*THE PROBLEM*. Search the data for the word "text" and copy every line that contains it.

▶

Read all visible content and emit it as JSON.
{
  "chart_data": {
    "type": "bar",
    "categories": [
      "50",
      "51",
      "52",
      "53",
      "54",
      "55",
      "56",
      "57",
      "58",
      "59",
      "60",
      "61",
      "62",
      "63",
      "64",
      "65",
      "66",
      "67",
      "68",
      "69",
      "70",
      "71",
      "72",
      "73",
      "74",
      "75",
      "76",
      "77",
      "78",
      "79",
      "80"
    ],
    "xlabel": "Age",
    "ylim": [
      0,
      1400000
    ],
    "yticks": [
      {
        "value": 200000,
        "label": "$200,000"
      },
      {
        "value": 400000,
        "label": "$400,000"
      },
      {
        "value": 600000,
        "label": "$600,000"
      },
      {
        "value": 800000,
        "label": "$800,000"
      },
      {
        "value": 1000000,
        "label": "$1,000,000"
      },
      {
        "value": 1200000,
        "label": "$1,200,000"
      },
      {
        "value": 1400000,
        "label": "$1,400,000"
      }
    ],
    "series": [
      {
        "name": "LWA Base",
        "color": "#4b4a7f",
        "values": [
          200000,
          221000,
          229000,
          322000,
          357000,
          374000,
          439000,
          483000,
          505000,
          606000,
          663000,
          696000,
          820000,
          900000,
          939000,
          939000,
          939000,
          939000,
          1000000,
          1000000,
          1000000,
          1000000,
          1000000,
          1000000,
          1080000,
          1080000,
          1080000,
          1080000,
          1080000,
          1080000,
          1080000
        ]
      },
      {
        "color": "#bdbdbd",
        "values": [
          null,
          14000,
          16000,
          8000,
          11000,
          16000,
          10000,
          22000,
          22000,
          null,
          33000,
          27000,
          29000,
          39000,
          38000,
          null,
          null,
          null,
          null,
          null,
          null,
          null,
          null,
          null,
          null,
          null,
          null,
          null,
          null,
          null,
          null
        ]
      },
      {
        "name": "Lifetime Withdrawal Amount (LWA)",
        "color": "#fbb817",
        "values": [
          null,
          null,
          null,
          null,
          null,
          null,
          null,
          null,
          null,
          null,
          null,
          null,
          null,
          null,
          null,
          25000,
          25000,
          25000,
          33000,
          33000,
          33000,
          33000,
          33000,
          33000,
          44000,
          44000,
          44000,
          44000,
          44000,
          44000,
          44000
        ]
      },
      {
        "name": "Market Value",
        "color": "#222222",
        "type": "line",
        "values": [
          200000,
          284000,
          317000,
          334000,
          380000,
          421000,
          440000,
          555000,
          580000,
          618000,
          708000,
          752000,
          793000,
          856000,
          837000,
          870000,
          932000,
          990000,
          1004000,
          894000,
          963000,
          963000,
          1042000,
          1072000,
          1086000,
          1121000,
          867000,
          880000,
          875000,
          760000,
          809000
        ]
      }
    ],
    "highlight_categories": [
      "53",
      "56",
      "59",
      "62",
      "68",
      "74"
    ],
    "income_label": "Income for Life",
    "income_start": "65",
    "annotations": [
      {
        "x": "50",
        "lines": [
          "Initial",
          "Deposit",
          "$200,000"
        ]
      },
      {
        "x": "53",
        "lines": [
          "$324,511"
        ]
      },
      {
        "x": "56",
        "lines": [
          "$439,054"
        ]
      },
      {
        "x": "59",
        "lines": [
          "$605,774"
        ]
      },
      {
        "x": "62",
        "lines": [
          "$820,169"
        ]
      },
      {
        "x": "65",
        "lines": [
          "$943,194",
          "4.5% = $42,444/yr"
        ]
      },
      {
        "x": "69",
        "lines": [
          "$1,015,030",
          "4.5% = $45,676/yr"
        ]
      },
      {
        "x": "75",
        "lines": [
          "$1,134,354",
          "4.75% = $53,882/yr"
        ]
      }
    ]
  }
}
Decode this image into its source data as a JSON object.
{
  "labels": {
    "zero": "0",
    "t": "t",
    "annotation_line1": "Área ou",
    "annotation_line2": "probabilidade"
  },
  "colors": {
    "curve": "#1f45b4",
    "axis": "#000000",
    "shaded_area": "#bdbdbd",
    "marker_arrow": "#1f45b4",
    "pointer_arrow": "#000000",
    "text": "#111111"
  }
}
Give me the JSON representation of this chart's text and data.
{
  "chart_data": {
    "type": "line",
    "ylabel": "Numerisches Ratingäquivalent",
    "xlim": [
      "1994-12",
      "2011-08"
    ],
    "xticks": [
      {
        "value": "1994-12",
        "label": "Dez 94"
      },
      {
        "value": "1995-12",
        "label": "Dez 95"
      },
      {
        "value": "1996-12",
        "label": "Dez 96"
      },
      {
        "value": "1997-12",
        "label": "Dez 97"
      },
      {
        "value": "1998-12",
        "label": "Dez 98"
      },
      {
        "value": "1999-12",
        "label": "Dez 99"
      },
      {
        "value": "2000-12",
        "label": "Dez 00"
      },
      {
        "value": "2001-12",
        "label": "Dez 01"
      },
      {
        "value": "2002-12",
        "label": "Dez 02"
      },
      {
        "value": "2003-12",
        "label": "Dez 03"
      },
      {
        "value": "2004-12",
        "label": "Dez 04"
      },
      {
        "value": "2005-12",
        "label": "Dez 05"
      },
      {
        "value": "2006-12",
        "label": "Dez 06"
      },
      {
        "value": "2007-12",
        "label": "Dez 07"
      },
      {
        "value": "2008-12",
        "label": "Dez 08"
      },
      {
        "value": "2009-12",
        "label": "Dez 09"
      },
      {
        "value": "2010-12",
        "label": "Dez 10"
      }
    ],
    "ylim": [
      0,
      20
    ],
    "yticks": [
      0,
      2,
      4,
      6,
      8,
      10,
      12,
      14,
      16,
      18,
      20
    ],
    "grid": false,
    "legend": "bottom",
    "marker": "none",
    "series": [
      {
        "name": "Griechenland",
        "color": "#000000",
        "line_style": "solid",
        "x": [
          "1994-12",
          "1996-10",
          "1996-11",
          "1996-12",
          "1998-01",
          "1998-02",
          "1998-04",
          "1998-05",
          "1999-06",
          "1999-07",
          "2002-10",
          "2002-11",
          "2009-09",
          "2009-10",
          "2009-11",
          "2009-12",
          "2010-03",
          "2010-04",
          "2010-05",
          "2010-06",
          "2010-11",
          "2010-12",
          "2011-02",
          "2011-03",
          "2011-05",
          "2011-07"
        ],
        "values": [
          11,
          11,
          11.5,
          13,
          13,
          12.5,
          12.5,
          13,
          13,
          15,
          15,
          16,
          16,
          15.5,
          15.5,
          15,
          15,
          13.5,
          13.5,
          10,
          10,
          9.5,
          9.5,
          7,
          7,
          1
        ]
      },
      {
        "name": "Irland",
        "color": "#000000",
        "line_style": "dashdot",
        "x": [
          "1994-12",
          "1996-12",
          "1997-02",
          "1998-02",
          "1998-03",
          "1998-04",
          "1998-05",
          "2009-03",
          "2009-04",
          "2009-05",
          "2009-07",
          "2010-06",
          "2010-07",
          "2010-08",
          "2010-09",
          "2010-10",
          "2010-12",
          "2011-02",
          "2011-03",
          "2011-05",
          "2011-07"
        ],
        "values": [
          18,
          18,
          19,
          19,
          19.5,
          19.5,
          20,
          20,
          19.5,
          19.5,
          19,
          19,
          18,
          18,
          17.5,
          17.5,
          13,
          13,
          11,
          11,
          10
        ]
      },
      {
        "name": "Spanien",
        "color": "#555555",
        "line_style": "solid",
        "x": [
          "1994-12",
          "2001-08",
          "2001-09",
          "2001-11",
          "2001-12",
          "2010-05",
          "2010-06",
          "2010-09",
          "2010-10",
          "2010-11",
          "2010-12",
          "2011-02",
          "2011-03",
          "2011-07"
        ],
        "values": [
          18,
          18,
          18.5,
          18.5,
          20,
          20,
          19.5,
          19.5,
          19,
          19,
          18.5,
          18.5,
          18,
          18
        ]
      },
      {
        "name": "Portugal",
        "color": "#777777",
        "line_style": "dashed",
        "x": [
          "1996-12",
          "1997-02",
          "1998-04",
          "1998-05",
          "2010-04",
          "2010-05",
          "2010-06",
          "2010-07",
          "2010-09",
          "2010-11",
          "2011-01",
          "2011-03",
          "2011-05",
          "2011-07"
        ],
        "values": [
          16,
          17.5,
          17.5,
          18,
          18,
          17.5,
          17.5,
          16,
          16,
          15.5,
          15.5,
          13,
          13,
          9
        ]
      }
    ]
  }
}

◀

*OUTPUT OF THE TASK*.
    "text": "#111111"
Give me the JSON representation of this chart's text and data.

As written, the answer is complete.